[Reading passage]
━━━━━━━━━━━━━━━━━━━━━━━━━━━━━━
Anpirtoline

Clinical data
- Other names: D-16949; 6-Chloro-2-[piperidinyl-4-thio]pyridine
- Drug class: Serotonin receptor modulator Serotonin 5-HT_{1B} receptor agonist

Identifiers
- IUPAC name 2-chloro-6-piperidin-4-ylsulfanylpyridine;
- CAS Number: 98330-05-3;
- PubChem CID: 65854;
- ChemSpider: 59266;
- UNII: 32K9S228IK;
- ChEBI: CHEBI:92968;
- ChEMBL: ChEMBL1316374;
- CompTox Dashboard (EPA): DTXSID7045659 ;

Chemical and physical data
- Formula: C_{10}H_{13}ClN_{2}S
- Molar mass: 228.74 g·mol^{−1}
- 3D model (JSmol): Interactive image;
- SMILES C1CNCCC1SC2=NC(=CC=C2)Cl;
- InChI InChI=1S/C10H13ClN2S/c11-9-2-1-3-10(13-9)14-8-4-6-12-7-5-8/h1-3,8,12H,4-7H2; Key:GGALEXMXDMUMDM-UHFFFAOYSA-N;

= Anpirtoline =

Anpirtoline (INN; developmental code name D-16949), also known as 2-chloro-6-piperidin-4-ylsulfanylpyridine, is a serotonin receptor modulator which was under development for the treatment of major depressive disorder (MDD) and pain but was never marketed.
━━━━━━━━━━━━━━━━━━━━━━━━━━━━━━
Document layout analysis data
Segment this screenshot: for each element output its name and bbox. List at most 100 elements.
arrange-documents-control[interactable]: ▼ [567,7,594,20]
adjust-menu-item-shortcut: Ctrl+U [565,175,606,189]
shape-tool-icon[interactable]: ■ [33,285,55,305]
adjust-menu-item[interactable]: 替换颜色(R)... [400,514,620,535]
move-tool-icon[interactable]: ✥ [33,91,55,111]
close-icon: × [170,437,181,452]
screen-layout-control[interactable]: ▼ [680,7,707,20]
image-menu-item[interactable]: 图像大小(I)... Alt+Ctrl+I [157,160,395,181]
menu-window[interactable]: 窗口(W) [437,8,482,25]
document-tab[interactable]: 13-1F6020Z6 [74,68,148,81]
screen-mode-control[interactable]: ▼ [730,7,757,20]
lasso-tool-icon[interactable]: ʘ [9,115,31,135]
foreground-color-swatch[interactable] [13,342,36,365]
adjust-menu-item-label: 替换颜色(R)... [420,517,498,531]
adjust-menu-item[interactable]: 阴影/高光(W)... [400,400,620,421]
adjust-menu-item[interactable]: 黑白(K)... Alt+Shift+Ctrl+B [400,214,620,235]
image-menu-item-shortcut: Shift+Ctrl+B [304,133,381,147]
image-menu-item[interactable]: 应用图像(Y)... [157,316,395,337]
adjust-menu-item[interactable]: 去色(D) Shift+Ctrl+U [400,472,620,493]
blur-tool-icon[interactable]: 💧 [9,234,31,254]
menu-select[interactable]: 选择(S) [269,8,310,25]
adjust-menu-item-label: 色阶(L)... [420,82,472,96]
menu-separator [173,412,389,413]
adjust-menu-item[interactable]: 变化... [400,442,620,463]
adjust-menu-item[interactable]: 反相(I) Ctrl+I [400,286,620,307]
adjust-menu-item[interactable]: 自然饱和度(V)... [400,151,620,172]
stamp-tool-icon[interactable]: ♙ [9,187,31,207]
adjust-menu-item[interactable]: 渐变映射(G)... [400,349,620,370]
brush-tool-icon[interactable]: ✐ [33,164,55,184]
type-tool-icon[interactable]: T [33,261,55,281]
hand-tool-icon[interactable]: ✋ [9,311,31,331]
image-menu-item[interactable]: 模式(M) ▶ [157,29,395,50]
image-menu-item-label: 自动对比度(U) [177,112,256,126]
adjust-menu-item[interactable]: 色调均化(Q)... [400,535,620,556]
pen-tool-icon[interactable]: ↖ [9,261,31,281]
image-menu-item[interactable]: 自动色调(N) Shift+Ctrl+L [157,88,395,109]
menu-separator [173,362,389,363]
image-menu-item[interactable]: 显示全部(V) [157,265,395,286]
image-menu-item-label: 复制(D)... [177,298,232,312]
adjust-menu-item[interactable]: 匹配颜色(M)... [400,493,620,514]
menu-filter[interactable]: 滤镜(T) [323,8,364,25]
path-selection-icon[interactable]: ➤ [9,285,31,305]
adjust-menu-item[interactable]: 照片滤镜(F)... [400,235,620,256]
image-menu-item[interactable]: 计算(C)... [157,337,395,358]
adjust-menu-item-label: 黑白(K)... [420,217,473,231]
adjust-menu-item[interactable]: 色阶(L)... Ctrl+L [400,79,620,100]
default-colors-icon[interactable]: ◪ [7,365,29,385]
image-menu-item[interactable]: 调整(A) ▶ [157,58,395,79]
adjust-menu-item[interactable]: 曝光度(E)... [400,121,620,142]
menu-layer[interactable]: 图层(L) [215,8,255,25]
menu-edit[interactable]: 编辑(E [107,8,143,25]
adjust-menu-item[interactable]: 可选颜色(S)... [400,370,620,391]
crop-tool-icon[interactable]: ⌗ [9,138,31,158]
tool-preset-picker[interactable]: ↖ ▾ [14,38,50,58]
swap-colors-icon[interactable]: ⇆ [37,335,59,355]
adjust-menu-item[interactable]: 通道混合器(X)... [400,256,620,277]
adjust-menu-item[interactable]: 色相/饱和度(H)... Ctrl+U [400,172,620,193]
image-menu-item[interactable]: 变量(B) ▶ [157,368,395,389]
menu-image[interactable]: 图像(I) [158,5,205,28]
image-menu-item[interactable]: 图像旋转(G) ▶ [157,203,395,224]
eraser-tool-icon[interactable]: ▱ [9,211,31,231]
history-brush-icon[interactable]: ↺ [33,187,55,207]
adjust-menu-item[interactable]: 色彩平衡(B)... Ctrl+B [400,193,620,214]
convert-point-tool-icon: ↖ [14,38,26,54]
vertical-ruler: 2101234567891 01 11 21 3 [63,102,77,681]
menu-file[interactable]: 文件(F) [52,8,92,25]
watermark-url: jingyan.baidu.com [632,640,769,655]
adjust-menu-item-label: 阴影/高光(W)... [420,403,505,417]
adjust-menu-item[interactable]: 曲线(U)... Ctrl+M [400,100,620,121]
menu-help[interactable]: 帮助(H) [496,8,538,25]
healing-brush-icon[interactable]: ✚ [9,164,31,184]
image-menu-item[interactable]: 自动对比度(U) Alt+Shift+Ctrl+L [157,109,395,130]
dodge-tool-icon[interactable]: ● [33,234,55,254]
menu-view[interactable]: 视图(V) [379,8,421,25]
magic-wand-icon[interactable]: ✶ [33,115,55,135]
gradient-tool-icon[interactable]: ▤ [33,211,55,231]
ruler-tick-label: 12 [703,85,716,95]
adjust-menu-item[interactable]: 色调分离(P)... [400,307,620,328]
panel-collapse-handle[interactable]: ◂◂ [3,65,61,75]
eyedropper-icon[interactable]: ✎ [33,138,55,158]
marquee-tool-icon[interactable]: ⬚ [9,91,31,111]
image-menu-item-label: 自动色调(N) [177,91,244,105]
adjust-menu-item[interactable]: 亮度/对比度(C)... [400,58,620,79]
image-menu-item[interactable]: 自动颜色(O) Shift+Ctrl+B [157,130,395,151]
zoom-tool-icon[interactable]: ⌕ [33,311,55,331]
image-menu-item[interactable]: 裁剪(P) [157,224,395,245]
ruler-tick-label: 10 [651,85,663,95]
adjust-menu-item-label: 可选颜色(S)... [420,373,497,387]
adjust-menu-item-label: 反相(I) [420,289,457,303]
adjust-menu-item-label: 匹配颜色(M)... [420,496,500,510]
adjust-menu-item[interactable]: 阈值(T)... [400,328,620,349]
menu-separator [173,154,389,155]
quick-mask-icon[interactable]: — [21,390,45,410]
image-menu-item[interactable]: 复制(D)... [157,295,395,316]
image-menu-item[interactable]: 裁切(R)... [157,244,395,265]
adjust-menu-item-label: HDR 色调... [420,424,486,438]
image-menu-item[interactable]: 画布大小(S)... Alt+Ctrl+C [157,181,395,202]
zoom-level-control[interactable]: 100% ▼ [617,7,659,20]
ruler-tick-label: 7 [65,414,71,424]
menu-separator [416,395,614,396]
━━━━━━━━━━━━━━━━━━━━━━━━━━━━━━
[What to do]
**a.** Answer these questions using the anpirtoline article:
(i) What CAS Number is listed for anpirtoline?
(ii) What molar mass is given for the compound?
(iii) For which two conditions was anpirtoline under development?
**b.** Proceed with the anpirtoline article, starting after its last sentence.

[Written answers]
**a.**
(i) 98330-05-3
(ii) 228.74 g·mol^{−1}
(iii) Major depressive disorder (MDD) and pain

**b.**
==Pharmacology==
===Pharmacodynamics===
It is a serotonin 5-HT_{1B} and 5-HT_{1D} receptor agonist, a serotonin 5-HT_{1A} receptor ligand, a serotonin 5-HT_{3} receptor antagonist, and also binds to the serotonin 5-HT_{2} receptors with weak affinity. However, it acts preferentially as a serotonin 5-HT_{1B} receptor agonist and is sometimes described as being selective in this action. It causes a decrease in serotonin synthesis and a reduction in aggressive behavior.

The drug is primarily used for research purposes due to its receptor agonist and receptor antagonist properties. Studies involving social instigation, aggression, and other behavioral traits make ample use of the compound.

==Chemistry==
Anpirtoline is a synthetic compound. The hydrochloride salt appears as a white solid at room temperature and is soluble in water and DMSO. It has a density of 1.27 g/cm^{3} and a molar mass of 265.20. Structurally, the most notable parts of anpirtoline hydrochloride are two six-membered rings bonded via a sulfur atom. The melting point of anpirtoline hydrochloride is 126-128 °C. The flash point of the compound is 174 °C. Many of Anpirtoline hydrochloride's chemical properties remain unknown or untested.